Task goal:
Answer these questions using the article on Atlanta resolutions for 2017.
1. What does the article resolve to say to anyone else waiting for the Atlanta Streetcar?
2. Which two established breweries does it name?
3. What activity does it suggest near Lake Oconee?

Supplied passage Start Marker

Let's face it. You suck at keeping your resolutions. But as we head into the great unknown that is 2017, let's fix that and opt to make some real changes -- or at least take advantage of some real opportunities to be the greatest Atlantans we can be. Forget that weight loss plan, self-help book, and that ATL-based shaman who claims to be able to awaken your inner potential via locally brewed ayahuasca (although you might wanna keep his contact info for later) -- here are realistic resolutions worth committing to in the new year.
This Chinese Festival Is Like 'Frozen' Come to Life
We resolve to at least TRY riding the Atlanta Streetcar
We also resolve to say “you first” to anyone else waiting, as we still have no idea how to actually ride it, but it looks like it’s here to stay so we’ll figure out a way to make it our own. Or at least learn how to avoid being hit by it.
We resolve to adopt at least one of ATL’s craft breweries
From the established brew-makers who are expanding into barrel-aging and sours (SweetWater and Monday Night Brewing) to the new guys just getting off the ground, we’re ready to personally take responsibility for your sustained success. And our sustained buzz.
We resolve to take more road trips
It’s good to get out of Atlanta every now and then, especially if we can hit a beach on the Florida panhandle, an underground river cave in Kentucky, or do a little golfing off Lake Oconee.

Supplied passage End Marker
Information supplied Start Marker

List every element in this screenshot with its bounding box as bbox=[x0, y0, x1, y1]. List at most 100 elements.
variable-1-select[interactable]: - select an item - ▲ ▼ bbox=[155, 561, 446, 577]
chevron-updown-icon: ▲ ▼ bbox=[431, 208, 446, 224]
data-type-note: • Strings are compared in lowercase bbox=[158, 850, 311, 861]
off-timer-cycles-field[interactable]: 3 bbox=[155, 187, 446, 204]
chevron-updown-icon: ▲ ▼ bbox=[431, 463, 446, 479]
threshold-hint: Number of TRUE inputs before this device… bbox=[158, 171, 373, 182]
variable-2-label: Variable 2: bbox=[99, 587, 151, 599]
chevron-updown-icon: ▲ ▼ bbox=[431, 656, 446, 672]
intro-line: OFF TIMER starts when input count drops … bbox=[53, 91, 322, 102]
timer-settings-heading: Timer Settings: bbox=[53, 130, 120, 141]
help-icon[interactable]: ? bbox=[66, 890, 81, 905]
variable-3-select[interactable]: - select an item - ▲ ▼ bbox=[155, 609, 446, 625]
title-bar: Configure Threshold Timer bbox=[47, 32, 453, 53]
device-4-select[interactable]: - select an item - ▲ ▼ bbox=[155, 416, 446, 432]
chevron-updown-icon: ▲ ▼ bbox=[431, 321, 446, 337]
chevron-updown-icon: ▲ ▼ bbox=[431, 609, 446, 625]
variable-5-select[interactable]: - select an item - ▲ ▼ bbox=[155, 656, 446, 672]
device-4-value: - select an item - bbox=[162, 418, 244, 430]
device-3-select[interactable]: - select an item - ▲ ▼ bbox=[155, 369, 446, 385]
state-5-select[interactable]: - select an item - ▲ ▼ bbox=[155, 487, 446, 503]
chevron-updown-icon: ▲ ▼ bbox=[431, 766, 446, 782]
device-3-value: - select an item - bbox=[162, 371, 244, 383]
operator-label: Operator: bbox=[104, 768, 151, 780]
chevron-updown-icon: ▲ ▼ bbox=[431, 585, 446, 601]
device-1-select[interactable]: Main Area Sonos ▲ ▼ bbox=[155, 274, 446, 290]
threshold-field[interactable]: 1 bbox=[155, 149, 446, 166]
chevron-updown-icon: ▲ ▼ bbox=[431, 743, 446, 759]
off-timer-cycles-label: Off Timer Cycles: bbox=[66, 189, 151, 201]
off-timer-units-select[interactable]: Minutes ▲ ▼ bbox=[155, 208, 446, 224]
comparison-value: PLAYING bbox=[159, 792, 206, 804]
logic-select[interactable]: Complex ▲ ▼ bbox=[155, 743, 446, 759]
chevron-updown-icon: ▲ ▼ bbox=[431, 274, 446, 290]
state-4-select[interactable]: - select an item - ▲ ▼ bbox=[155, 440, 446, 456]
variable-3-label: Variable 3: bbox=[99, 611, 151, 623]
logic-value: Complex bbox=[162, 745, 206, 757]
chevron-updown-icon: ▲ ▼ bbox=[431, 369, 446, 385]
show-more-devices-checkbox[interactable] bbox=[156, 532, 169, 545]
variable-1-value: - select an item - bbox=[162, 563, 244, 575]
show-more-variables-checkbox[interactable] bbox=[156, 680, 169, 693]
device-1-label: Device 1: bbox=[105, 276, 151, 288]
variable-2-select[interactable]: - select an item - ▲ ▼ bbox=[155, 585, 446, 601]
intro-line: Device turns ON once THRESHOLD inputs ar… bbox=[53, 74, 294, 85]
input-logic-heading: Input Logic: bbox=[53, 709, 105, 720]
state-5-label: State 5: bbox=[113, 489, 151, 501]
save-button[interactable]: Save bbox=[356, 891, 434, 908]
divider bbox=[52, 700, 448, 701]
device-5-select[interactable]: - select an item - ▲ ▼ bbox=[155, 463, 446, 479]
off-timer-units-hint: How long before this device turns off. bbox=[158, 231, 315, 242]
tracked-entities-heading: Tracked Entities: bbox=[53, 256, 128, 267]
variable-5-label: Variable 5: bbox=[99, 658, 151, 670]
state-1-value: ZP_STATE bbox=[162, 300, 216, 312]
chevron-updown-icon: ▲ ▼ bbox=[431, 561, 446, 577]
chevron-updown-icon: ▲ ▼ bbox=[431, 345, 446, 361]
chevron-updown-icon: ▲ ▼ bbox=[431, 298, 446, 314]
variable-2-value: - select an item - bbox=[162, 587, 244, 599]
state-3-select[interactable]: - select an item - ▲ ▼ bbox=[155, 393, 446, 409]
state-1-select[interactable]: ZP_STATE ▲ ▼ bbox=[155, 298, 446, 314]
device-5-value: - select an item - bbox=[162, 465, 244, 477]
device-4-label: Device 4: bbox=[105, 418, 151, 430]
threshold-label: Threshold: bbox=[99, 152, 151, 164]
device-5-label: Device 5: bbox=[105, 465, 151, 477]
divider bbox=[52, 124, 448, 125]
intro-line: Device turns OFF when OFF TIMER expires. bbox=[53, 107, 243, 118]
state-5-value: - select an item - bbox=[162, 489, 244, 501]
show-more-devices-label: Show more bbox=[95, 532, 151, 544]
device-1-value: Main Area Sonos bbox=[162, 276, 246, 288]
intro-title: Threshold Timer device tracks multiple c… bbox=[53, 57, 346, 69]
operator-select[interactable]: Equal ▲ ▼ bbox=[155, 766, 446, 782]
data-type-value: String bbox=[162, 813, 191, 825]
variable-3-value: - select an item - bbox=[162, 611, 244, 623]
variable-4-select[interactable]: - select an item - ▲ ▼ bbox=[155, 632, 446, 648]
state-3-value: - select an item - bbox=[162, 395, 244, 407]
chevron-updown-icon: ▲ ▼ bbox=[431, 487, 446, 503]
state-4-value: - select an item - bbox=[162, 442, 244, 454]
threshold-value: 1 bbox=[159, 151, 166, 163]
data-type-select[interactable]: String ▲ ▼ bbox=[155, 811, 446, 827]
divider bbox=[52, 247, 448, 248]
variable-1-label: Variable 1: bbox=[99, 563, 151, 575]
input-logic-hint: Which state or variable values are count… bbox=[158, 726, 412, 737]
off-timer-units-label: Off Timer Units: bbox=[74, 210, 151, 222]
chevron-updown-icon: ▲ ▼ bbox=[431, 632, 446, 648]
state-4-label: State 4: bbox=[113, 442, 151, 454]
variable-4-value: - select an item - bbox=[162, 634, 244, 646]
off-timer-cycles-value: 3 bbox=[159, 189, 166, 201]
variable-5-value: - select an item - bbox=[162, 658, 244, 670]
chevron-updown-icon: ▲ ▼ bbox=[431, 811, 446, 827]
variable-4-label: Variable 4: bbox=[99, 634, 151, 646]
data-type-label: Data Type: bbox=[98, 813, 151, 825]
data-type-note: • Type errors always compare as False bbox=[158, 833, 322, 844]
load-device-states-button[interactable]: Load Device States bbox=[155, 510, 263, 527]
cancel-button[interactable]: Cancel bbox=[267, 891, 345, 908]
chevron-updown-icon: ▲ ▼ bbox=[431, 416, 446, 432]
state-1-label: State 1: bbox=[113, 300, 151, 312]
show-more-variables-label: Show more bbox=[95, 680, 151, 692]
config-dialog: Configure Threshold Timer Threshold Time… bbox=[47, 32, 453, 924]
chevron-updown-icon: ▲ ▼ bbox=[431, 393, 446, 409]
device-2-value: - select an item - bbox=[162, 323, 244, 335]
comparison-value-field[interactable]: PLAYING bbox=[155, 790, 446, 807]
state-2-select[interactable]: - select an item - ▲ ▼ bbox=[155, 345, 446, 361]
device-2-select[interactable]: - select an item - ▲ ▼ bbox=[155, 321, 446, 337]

Information supplied End Marker

Task output:
1. "You first."
2. SweetWater and Monday Night Brewing.
3. A little golfing.